Directive = Identify all lines in the listing that include the word "психологии", and copy them out.
_ _ _
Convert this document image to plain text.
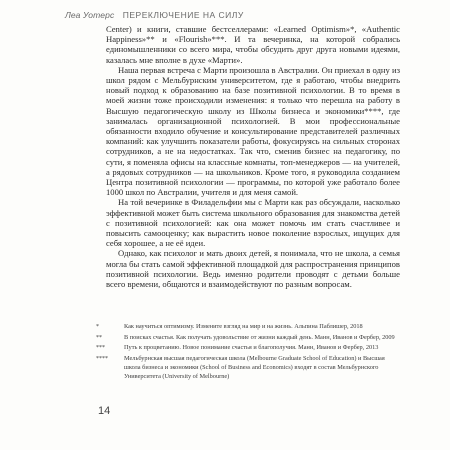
Леа Уотерс ПЕРЕКЛЮЧЕНИЕ НА СИЛУ

Center) и книги, ставшие бестселлерами: «Learned Optimism»*, «Authentic Happiness»** и «Flourish»***. И та вечеринка, на которой собрались единомышленники со всего мира, чтобы обсудить друг друга новыми идеями, казалась мне вполне в духе «Марти».

Наша первая встреча с Марти произошла в Австралии. Он приехал в одну из школ рядом с Мельбурнским университетом, где я работаю, чтобы внедрить новый подход к образованию на базе позитивной психологии. В то время в моей жизни тоже происходили изменения: я только что перешла на работу в Высшую педагогическую школу из Школы бизнеса и экономики****, где занималась организационной психологией. В мои профессиональные обязанности входило обучение и консультирование представителей различных компаний: как улучшить показатели работы, фокусируясь на сильных сторонах сотрудников, а не на недостатках. Так что, сменив бизнес на педагогику, по сути, я поменяла офисы на классные комнаты, топ-менеджеров — на учителей, а рядовых сотрудников — на школьников. Кроме того, я руководила созданием Центра позитивной психологии — программы, по которой уже работало более 1000 школ по Австралии, учителя и для меня самой.

На той вечеринке в Филадельфии мы с Марти как раз обсуждали, насколько эффективной может быть система школьного образования для знакомства детей с позитивной психологией: как она может помочь им стать счастливее и повысить самооценку; как вырастить новое поколение взрослых, ищущих для себя хорошее, а не её идеи.

Однако, как психолог и мать двоих детей, я понимала, что не школа, а семья могла бы стать самой эффективной площадкой для распространения принципов позитивной психологии. Ведь именно родители проводят с детьми больше всего времени, общаются и взаимодействуют по разным вопросам.

*	Как научиться оптимизму. Измените взгляд на мир и на жизнь. Альпина Паблишер, 2018
**	В поисках счастья. Как получать удовольствие от жизни каждый день. Манн, Иванов и Фербер, 2009
***	Путь к процветанию. Новое понимание счастья и благополучия. Манн, Иванов и Фербер, 2013
****	Мельбурнская высшая педагогическая школа (Melbourne Graduate School of Education) и Высшая школа бизнеса и экономики (School of Business and Economics) входят в состав Мельбурнского Университета (University of Melbourne)
14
_ _ _
The output =
Наша первая встреча с Марти произошла в Австралии. Он приехал в одну из школ рядом с Мельбурнским университетом, где я работаю, чтобы внедрить новый подход к образованию на базе позитивной психологии. В то время в моей жизни тоже происходили изменения: я только что перешла на работу в Высшую педагогическую школу из Школы бизнеса и экономики****, где занималась организационной психологией. В мои профессиональные обязанности входило обучение и консультирование представителей различных компаний: как улучшить показатели работы, фокусируясь на сильных сторонах сотрудников, а не на недостатках. Так что, сменив бизнес на педагогику, по сути, я поменяла офисы на классные комнаты, топ-менеджеров — на учителей, а рядовых сотрудников — на школьников. Кроме того, я руководила созданием Центра позитивной психологии — программы, по которой уже работало более 1000 школ по Австралии, учителя и для меня самой.
Однако, как психолог и мать двоих детей, я понимала, что не школа, а семья могла бы стать самой эффективной площадкой для распространения принципов позитивной психологии. Ведь именно родители проводят с детьми больше всего времени, общаются и взаимодействуют по разным вопросам.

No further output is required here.